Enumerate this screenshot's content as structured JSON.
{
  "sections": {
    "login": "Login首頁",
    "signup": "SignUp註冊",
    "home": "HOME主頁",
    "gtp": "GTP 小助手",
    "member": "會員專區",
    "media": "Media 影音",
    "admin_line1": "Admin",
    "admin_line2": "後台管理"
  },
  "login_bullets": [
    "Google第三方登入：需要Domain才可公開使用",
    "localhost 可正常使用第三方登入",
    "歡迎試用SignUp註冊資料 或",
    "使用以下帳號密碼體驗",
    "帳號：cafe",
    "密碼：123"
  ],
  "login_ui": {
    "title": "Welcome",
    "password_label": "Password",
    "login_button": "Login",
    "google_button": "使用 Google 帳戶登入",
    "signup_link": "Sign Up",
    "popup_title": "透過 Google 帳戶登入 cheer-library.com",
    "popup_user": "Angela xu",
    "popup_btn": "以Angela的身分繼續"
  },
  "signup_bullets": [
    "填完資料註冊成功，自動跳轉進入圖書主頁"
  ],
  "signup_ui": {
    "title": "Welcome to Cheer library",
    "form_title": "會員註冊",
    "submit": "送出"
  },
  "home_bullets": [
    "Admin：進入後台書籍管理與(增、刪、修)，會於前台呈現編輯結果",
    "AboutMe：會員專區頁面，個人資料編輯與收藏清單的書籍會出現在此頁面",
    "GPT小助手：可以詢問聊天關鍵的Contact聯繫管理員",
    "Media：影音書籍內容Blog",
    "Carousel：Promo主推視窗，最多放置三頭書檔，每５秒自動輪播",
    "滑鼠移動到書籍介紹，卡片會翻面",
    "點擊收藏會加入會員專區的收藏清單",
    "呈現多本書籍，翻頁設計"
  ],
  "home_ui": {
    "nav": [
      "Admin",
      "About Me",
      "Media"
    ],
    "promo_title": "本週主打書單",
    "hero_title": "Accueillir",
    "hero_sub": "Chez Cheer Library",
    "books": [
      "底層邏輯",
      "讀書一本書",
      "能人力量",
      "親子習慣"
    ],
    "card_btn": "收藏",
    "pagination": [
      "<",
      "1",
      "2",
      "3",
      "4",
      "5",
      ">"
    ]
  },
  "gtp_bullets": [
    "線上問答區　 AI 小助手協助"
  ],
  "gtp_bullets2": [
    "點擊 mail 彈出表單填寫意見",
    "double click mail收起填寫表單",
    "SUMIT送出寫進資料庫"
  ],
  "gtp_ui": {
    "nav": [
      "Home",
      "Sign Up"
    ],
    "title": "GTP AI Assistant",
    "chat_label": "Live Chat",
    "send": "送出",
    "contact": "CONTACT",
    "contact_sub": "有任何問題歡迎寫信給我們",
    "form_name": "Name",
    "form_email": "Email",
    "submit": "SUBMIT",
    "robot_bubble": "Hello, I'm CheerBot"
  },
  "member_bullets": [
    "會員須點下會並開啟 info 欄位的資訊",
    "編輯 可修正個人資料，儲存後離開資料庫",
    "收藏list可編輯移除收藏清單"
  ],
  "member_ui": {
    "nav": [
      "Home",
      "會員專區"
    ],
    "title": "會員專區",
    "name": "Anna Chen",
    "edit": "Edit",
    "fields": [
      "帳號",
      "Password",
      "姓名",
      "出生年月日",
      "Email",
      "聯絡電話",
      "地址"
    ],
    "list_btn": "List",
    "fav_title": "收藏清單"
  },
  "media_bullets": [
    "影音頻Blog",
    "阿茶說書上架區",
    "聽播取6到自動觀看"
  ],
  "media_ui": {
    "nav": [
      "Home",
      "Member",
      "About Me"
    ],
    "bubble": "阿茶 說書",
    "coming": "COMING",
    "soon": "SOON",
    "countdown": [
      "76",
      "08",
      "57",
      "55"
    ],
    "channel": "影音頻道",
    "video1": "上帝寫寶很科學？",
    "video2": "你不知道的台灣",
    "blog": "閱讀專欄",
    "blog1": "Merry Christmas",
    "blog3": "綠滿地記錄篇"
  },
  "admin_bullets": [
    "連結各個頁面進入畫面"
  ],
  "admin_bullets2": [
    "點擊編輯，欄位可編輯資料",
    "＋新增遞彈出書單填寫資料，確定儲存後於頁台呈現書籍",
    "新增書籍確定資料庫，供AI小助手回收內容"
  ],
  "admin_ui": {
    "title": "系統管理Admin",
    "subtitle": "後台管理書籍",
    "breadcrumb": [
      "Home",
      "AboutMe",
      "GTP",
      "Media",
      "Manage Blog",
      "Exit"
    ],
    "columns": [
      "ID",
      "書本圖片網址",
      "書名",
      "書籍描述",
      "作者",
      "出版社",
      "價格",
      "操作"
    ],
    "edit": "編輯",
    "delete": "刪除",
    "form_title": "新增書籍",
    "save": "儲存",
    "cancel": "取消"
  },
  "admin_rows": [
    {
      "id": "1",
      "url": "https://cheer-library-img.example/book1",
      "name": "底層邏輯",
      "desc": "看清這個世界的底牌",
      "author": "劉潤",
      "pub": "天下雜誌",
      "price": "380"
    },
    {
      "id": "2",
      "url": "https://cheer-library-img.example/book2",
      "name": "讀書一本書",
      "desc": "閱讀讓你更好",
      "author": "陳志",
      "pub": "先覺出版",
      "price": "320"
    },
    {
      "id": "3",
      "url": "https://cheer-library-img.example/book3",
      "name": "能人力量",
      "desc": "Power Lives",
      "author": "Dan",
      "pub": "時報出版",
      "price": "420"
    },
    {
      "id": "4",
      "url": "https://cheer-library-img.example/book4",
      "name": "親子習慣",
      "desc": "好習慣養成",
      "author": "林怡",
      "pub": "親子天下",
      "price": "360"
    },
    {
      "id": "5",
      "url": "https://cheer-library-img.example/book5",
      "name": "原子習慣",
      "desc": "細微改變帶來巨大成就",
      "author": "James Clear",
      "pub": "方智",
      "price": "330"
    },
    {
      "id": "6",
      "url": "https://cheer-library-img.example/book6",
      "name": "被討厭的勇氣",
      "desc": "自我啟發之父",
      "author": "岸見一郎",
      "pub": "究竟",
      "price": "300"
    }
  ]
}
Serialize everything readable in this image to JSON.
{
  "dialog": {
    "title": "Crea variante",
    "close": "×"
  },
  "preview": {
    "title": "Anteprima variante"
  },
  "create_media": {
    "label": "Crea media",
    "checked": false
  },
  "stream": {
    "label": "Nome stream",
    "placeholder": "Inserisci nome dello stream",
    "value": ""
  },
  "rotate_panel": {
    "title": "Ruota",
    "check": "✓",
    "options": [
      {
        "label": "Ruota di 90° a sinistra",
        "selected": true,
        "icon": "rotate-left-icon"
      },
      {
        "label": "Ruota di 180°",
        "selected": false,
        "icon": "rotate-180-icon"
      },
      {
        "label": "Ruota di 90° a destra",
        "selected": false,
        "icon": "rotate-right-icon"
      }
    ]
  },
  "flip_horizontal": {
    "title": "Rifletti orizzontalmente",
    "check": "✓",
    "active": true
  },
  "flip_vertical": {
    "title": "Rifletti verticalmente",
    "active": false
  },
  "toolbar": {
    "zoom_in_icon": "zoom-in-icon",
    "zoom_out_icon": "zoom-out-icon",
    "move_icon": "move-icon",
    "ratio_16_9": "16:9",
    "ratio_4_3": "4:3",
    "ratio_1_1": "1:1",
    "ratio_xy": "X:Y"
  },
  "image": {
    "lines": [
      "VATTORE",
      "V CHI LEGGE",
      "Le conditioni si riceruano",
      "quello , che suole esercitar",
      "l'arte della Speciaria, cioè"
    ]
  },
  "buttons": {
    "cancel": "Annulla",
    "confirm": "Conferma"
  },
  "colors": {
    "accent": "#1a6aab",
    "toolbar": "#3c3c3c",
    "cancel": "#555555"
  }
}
■ ■ ■ ■ ■ ■ ■
● Do this:
Extract each line from the listing above, please, and repeat it exactly.

● Output for this exercise:
Enumerate this screenshot's content as structured JSON.
{
  "sections": {
    "login": "Login首頁",
    "signup": "SignUp註冊",
    "home": "HOME主頁",
    "gtp": "GTP 小助手",
    "member": "會員專區",
    "media": "Media 影音",
    "admin_line1": "Admin",
    "admin_line2": "後台管理"
  },
  "login_bullets": [
    "Google第三方登入：需要Domain才可公開使用",
    "localhost 可正常使用第三方登入",
    "歡迎試用SignUp註冊資料 或",
    "使用以下帳號密碼體驗",
    "帳號：cafe",
    "密碼：123"
  ],
  "login_ui": {
    "title": "Welcome",
    "password_label": "Password",
    "login_button": "Login",
    "google_button": "使用 Google 帳戶登入",
    "signup_link": "Sign Up",
    "popup_title": "透過 Google 帳戶登入 cheer-library.com",
    "popup_user": "Angela xu",
    "popup_btn": "以Angela的身分繼續"
  },
  "signup_bullets": [
    "填完資料註冊成功，自動跳轉進入圖書主頁"
  ],
  "signup_ui": {
    "title": "Welcome to Cheer library",
    "form_title": "會員註冊",
    "submit": "送出"
  },
  "home_bullets": [
    "Admin：進入後台書籍管理與(增、刪、修)，會於前台呈現編輯結果",
    "AboutMe：會員專區頁面，個人資料編輯與收藏清單的書籍會出現在此頁面",
    "GPT小助手：可以詢問聊天關鍵的Contact聯繫管理員",
    "Media：影音書籍內容Blog",
    "Carousel：Promo主推視窗，最多放置三頭書檔，每５秒自動輪播",
    "滑鼠移動到書籍介紹，卡片會翻面",
    "點擊收藏會加入會員專區的收藏清單",
    "呈現多本書籍，翻頁設計"
  ],
  "home_ui": {
    "nav": [
      "Admin",
      "About Me",
      "Media"
    ],
    "promo_title": "本週主打書單",
    "hero_title": "Accueillir",
    "hero_sub": "Chez Cheer Library",
    "books": [
      "底層邏輯",
      "讀書一本書",
      "能人力量",
      "親子習慣"
    ],
    "card_btn": "收藏",
    "pagination": [
      "<",
      "1",
      "2",
      "3",
      "4",
      "5",
      ">"
    ]
  },
  "gtp_bullets": [
    "線上問答區　 AI 小助手協助"
  ],
  "gtp_bullets2": [
    "點擊 mail 彈出表單填寫意見",
    "double click mail收起填寫表單",
    "SUMIT送出寫進資料庫"
  ],
  "gtp_ui": {
    "nav": [
      "Home",
      "Sign Up"
    ],
    "title": "GTP AI Assistant",
    "chat_label": "Live Chat",
    "send": "送出",
    "contact": "CONTACT",
    "contact_sub": "有任何問題歡迎寫信給我們",
    "form_name": "Name",
    "form_email": "Email",
    "submit": "SUBMIT",
    "robot_bubble": "Hello, I'm CheerBot"
  },
  "member_bullets": [
    "會員須點下會並開啟 info 欄位的資訊",
    "編輯 可修正個人資料，儲存後離開資料庫",
    "收藏list可編輯移除收藏清單"
  ],
  "member_ui": {
    "nav": [
      "Home",
      "會員專區"
    ],
    "title": "會員專區",
    "name": "Anna Chen",
    "edit": "Edit",
    "fields": [
      "帳號",
      "Password",
      "姓名",
      "出生年月日",
      "Email",
      "聯絡電話",
      "地址"
    ],
    "list_btn": "List",
    "fav_title": "收藏清單"
  },
  "media_bullets": [
    "影音頻Blog",
    "阿茶說書上架區",
    "聽播取6到自動觀看"
  ],
  "media_ui": {
    "nav": [
      "Home",
      "Member",
      "About Me"
    ],
    "bubble": "阿茶 說書",
    "coming": "COMING",
    "soon": "SOON",
    "countdown": [
      "76",
      "08",
      "57",
      "55"
    ],
    "channel": "影音頻道",
    "video1": "上帝寫寶很科學？",
    "video2": "你不知道的台灣",
    "blog": "閱讀專欄",
    "blog1": "Merry Christmas",
    "blog3": "綠滿地記錄篇"
  },
  "admin_bullets": [
    "連結各個頁面進入畫面"
  ],
  "admin_bullets2": [
    "點擊編輯，欄位可編輯資料",
    "＋新增遞彈出書單填寫資料，確定儲存後於頁台呈現書籍",
    "新增書籍確定資料庫，供AI小助手回收內容"
  ],
  "admin_ui": {
    "title": "系統管理Admin",
    "subtitle": "後台管理書籍",
    "breadcrumb": [
      "Home",
      "AboutMe",
      "GTP",
      "Media",
      "Manage Blog",
      "Exit"
    ],
    "columns": [
      "ID",
      "書本圖片網址",
      "書名",
      "書籍描述",
      "作者",
      "出版社",
      "價格",
      "操作"
    ],
    "edit": "編輯",
    "delete": "刪除",
    "form_title": "新增書籍",
    "save": "儲存",
    "cancel": "取消"
  },
  "admin_rows": [
    {
      "id": "1",
      "url": "https://cheer-library-img.example/book1",
      "name": "底層邏輯",
      "desc": "看清這個世界的底牌",
      "author": "劉潤",
      "pub": "天下雜誌",
      "price": "380"
    },
    {
      "id": "2",
      "url": "https://cheer-library-img.example/book2",
      "name": "讀書一本書",
      "desc": "閱讀讓你更好",
      "author": "陳志",
      "pub": "先覺出版",
      "price": "320"
    },
    {
      "id": "3",
      "url": "https://cheer-library-img.example/book3",
      "name": "能人力量",
      "desc": "Power Lives",
      "author": "Dan",
      "pub": "時報出版",
      "price": "420"
    },
    {
      "id": "4",
      "url": "https://cheer-library-img.example/book4",
      "name": "親子習慣",
      "desc": "好習慣養成",
      "author": "林怡",
      "pub": "親子天下",
      "price": "360"
    },
    {
      "id": "5",
      "url": "https://cheer-library-img.example/book5",
      "name": "原子習慣",
      "desc": "細微改變帶來巨大成就",
      "author": "James Clear",
      "pub": "方智",
      "price": "330"
    },
    {
      "id": "6",
      "url": "https://cheer-library-img.example/book6",
      "name": "被討厭的勇氣",
      "desc": "自我啟發之父",
      "author": "岸見一郎",
      "pub": "究竟",
      "price": "300"
    }
  ]
}
Serialize everything readable in this image to JSON.
{
  "dialog": {
    "title": "Crea variante",
    "close": "×"
  },
  "preview": {
    "title": "Anteprima variante"
  },
  "create_media": {
    "label": "Crea media",
    "checked": false
  },
  "stream": {
    "label": "Nome stream",
    "placeholder": "Inserisci nome dello stream",
    "value": ""
  },
  "rotate_panel": {
    "title": "Ruota",
    "check": "✓",
    "options": [
      {
        "label": "Ruota di 90° a sinistra",
        "selected": true,
        "icon": "rotate-left-icon"
      },
      {
        "label": "Ruota di 180°",
        "selected": false,
        "icon": "rotate-180-icon"
      },
      {
        "label": "Ruota di 90° a destra",
        "selected": false,
        "icon": "rotate-right-icon"
      }
    ]
  },
  "flip_horizontal": {
    "title": "Rifletti orizzontalmente",
    "check": "✓",
    "active": true
  },
  "flip_vertical": {
    "title": "Rifletti verticalmente",
    "active": false
  },
  "toolbar": {
    "zoom_in_icon": "zoom-in-icon",
    "zoom_out_icon": "zoom-out-icon",
    "move_icon": "move-icon",
    "ratio_16_9": "16:9",
    "ratio_4_3": "4:3",
    "ratio_1_1": "1:1",
    "ratio_xy": "X:Y"
  },
  "image": {
    "lines": [
      "VATTORE",
      "V CHI LEGGE",
      "Le conditioni si riceruano",
      "quello , che suole esercitar",
      "l'arte della Speciaria, cioè"
    ]
  },
  "buttons": {
    "cancel": "Annulla",
    "confirm": "Conferma"
  },
  "colors": {
    "accent": "#1a6aab",
    "toolbar": "#3c3c3c",
    "cancel": "#555555"
  }
}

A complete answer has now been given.